# WRITTEN INSTRUCTION:
Set down the data below without change, skipping the pictures it holds.
————————
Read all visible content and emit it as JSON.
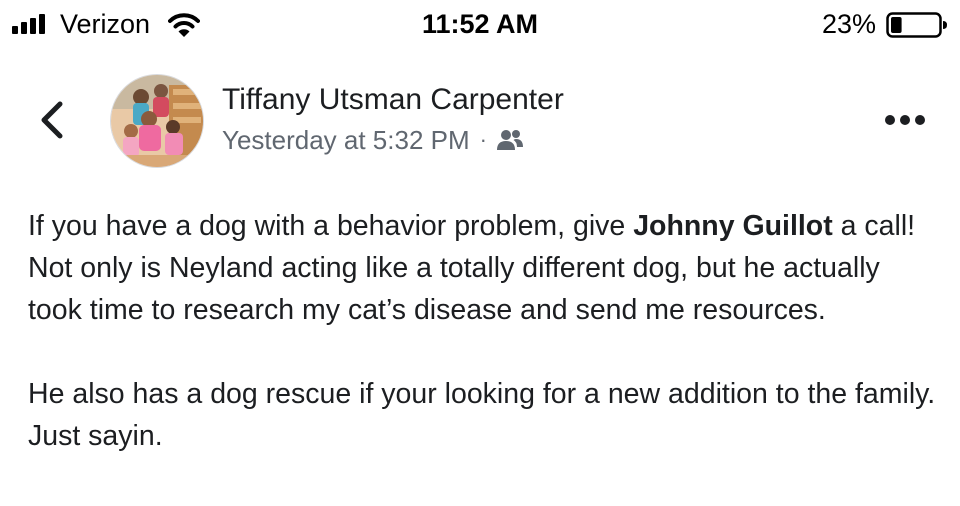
{
  "status_bar": {
    "carrier": "Verizon",
    "time": "11:52 AM",
    "battery_percent": "23%",
    "battery_level": 0.23,
    "signal_icon": "signal-bars-icon",
    "wifi_icon": "wifi-icon",
    "battery_icon": "battery-icon"
  },
  "header": {
    "back_icon": "chevron-left-icon",
    "author_name": "Tiffany Utsman Carpenter",
    "timestamp": "Yesterday at 5:32 PM",
    "separator": "·",
    "audience_icon": "friends-icon",
    "more_icon": "more-horizontal-icon"
  },
  "post": {
    "paragraph1_before": "If you have a dog with a behavior problem, give ",
    "mention": "Johnny Guillot",
    "paragraph1_after": " a call!  Not only is Neyland acting like a totally different dog, but he actually took time to research my cat’s disease and send me resources.",
    "paragraph2": "He also has a dog rescue if your looking for a new addition to the family. Just sayin."
  }
}
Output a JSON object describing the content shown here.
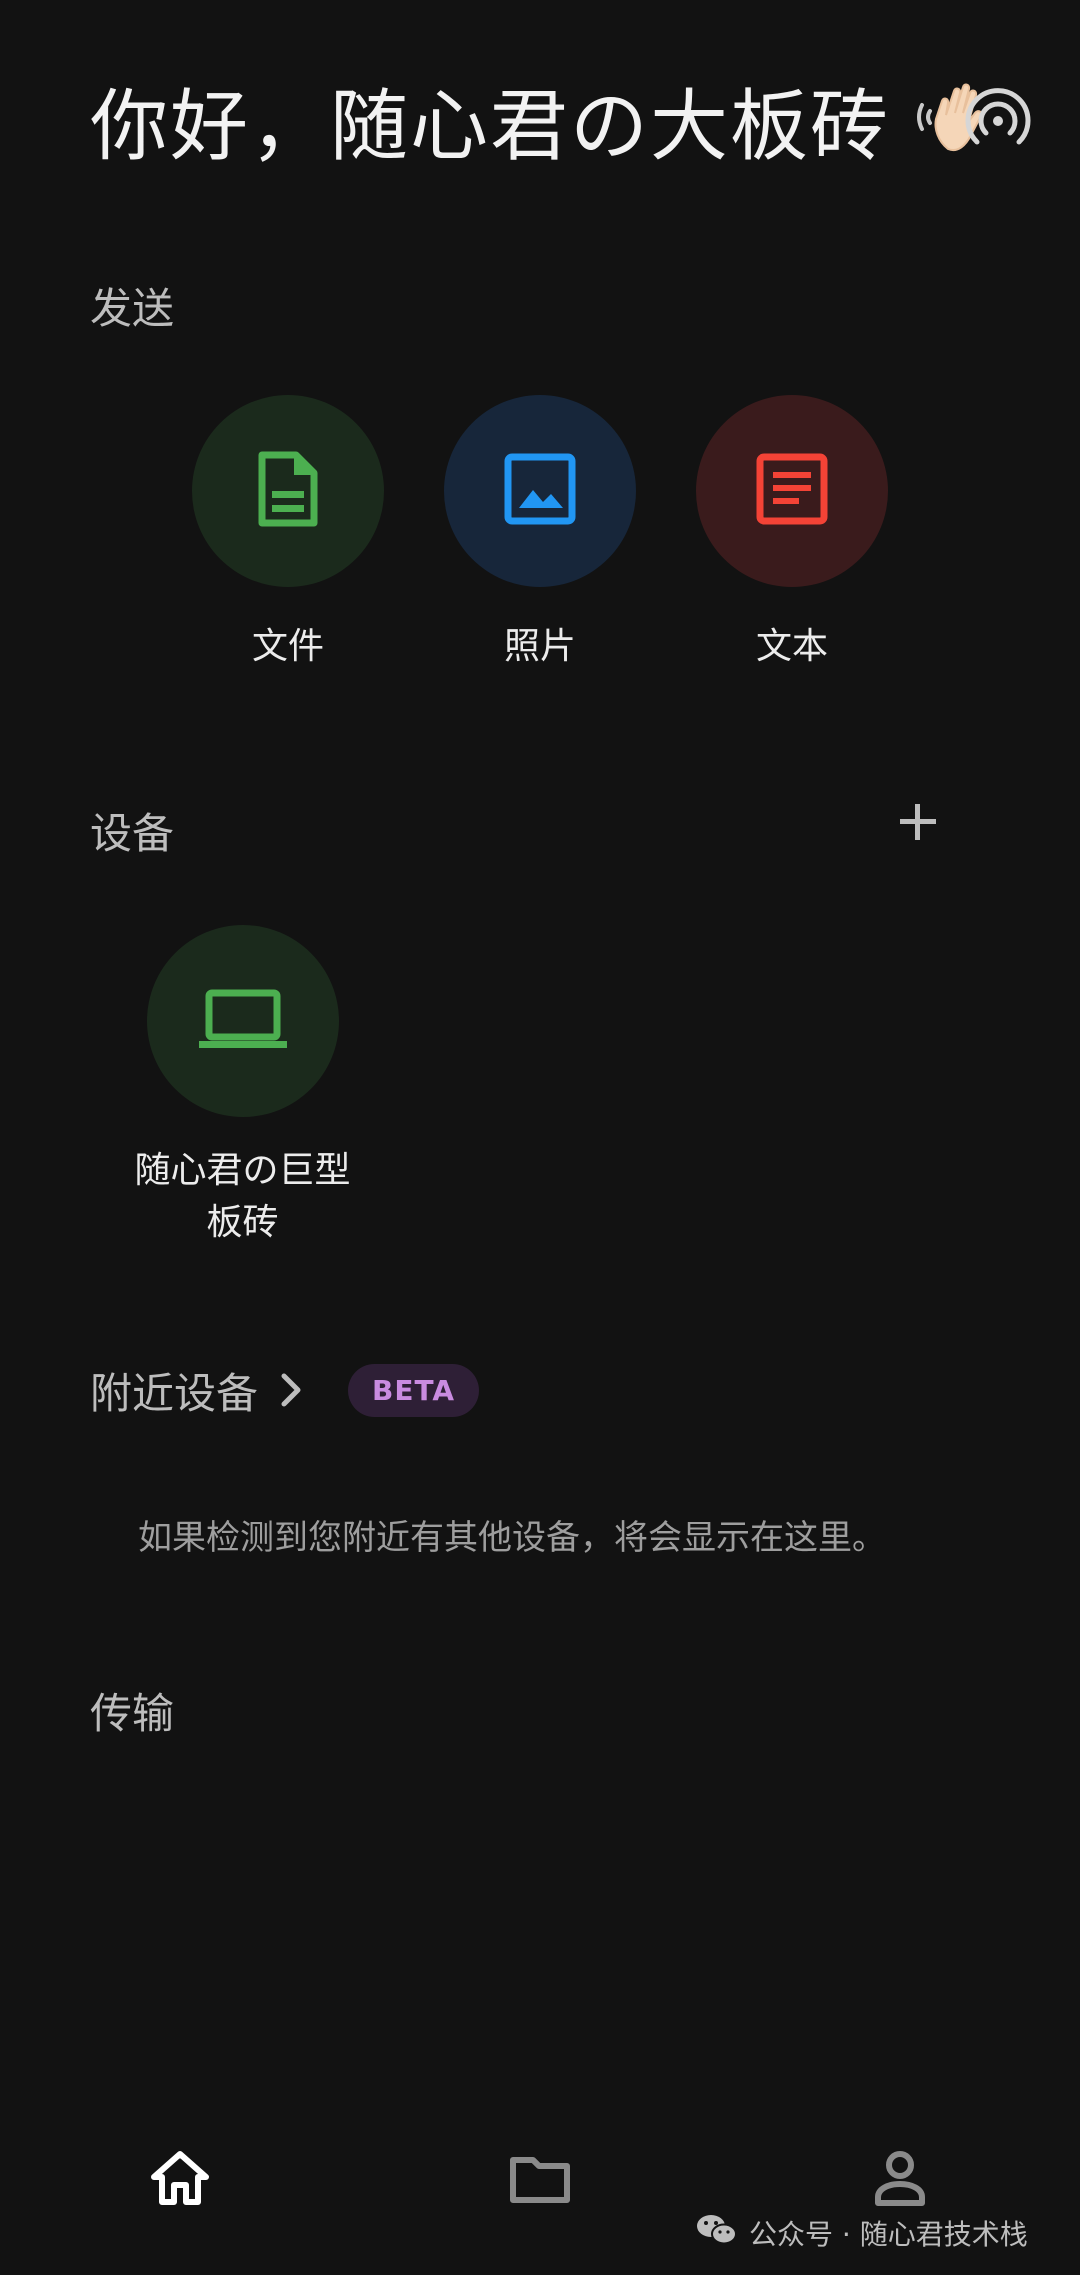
{
  "greeting": {
    "text": "你好，随心君の大板砖",
    "emoji_icon": "waving-hand-icon"
  },
  "send": {
    "title": "发送",
    "items": [
      {
        "label": "文件",
        "icon": "file-icon",
        "color": "#4caf50"
      },
      {
        "label": "照片",
        "icon": "image-icon",
        "color": "#2196f3"
      },
      {
        "label": "文本",
        "icon": "text-icon",
        "color": "#f44336"
      }
    ]
  },
  "devices": {
    "title": "设备",
    "add_icon": "plus-icon",
    "items": [
      {
        "label_line1": "随心君の巨型",
        "label_line2": "板砖",
        "icon": "laptop-icon",
        "color": "#4caf50"
      }
    ]
  },
  "nearby": {
    "title": "附近设备",
    "badge": "BETA",
    "hint": "如果检测到您附近有其他设备，将会显示在这里。"
  },
  "transfer": {
    "title": "传输"
  },
  "bottom_nav": {
    "items": [
      {
        "icon": "home-icon",
        "active": true
      },
      {
        "icon": "folder-icon",
        "active": false
      },
      {
        "icon": "person-icon",
        "active": false
      }
    ]
  },
  "watermark": {
    "text": "公众号 · 随心君技术栈",
    "icon": "wechat-icon"
  },
  "colors": {
    "background": "#121212",
    "green": "#4caf50",
    "blue": "#2196f3",
    "red": "#f44336",
    "beta_bg": "#2e1f36",
    "beta_text": "#c98be0"
  }
}
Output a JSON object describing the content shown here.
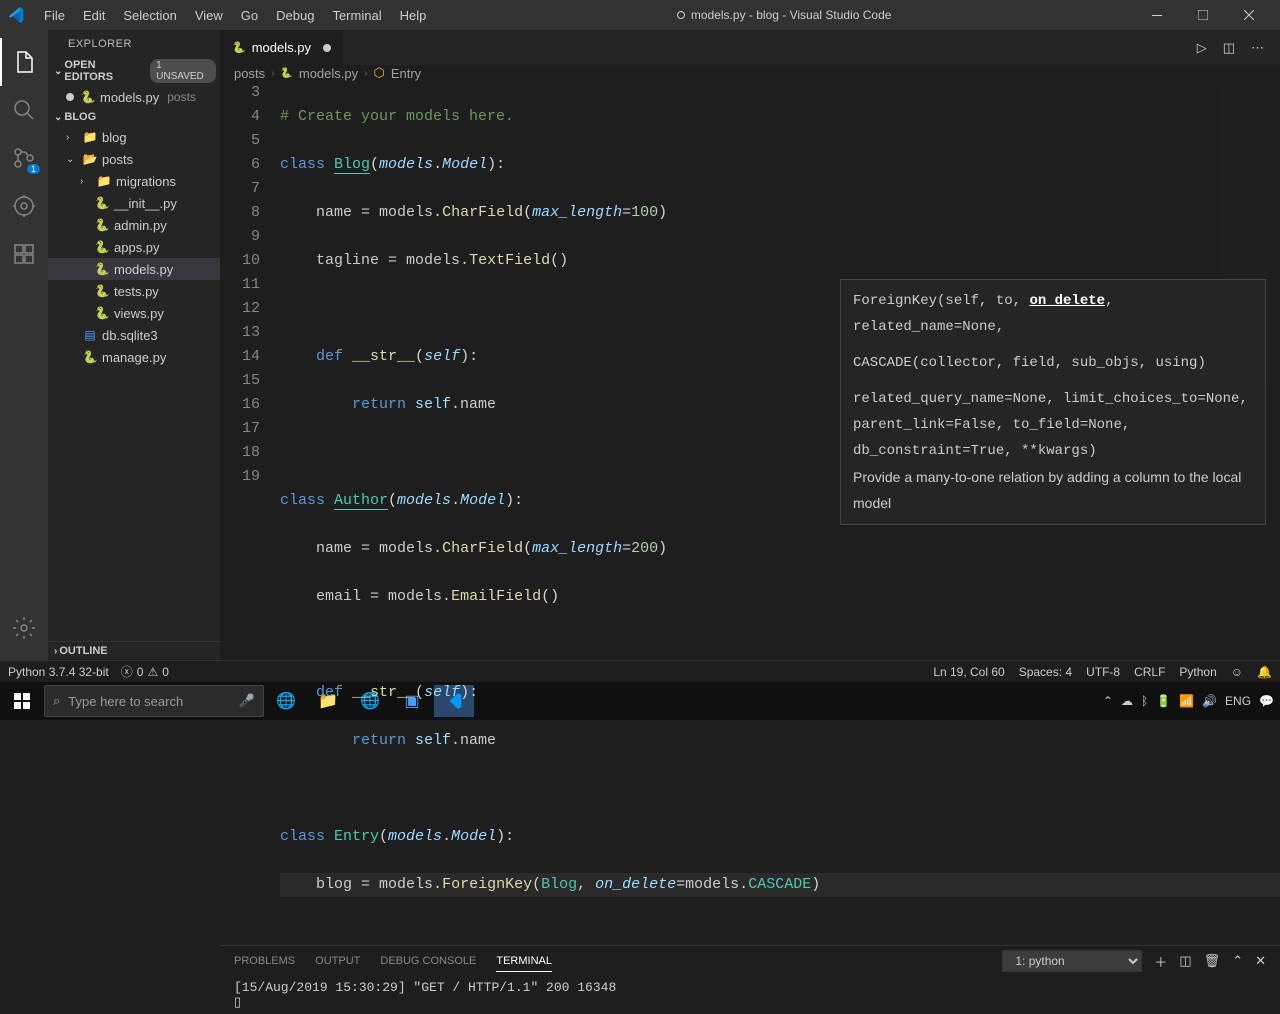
————————
# WRITTEN RESPONSE:
Read all visible content and emit it as JSON.
{
  "status_bar": {
    "carrier": "Verizon",
    "time": "11:52 AM",
    "battery_percent": "23%",
    "battery_level": 0.23,
    "signal_icon": "signal-bars-icon",
    "wifi_icon": "wifi-icon",
    "battery_icon": "battery-icon"
  },
  "header": {
    "back_icon": "chevron-left-icon",
    "author_name": "Tiffany Utsman Carpenter",
    "timestamp": "Yesterday at 5:32 PM",
    "separator": "·",
    "audience_icon": "friends-icon",
    "more_icon": "more-horizontal-icon"
  },
  "post": {
    "paragraph1_before": "If you have a dog with a behavior problem, give ",
    "mention": "Johnny Guillot",
    "paragraph1_after": " a call!  Not only is Neyland acting like a totally different dog, but he actually took time to research my cat’s disease and send me resources.",
    "paragraph2": "He also has a dog rescue if your looking for a new addition to the family. Just sayin."
  }
}
Output a JSON object describing the content shown here.
{
  "greeting": {
    "text": "你好，随心君の大板砖",
    "emoji_icon": "waving-hand-icon"
  },
  "send": {
    "title": "发送",
    "items": [
      {
        "label": "文件",
        "icon": "file-icon",
        "color": "#4caf50"
      },
      {
        "label": "照片",
        "icon": "image-icon",
        "color": "#2196f3"
      },
      {
        "label": "文本",
        "icon": "text-icon",
        "color": "#f44336"
      }
    ]
  },
  "devices": {
    "title": "设备",
    "add_icon": "plus-icon",
    "items": [
      {
        "label_line1": "随心君の巨型",
        "label_line2": "板砖",
        "icon": "laptop-icon",
        "color": "#4caf50"
      }
    ]
  },
  "nearby": {
    "title": "附近设备",
    "badge": "BETA",
    "hint": "如果检测到您附近有其他设备，将会显示在这里。"
  },
  "transfer": {
    "title": "传输"
  },
  "bottom_nav": {
    "items": [
      {
        "icon": "home-icon",
        "active": true
      },
      {
        "icon": "folder-icon",
        "active": false
      },
      {
        "icon": "person-icon",
        "active": false
      }
    ]
  },
  "watermark": {
    "text": "公众号 · 随心君技术栈",
    "icon": "wechat-icon"
  },
  "colors": {
    "background": "#121212",
    "green": "#4caf50",
    "blue": "#2196f3",
    "red": "#f44336",
    "beta_bg": "#2e1f36",
    "beta_text": "#c98be0"
  }
}
Output a JSON object describing the content shown here.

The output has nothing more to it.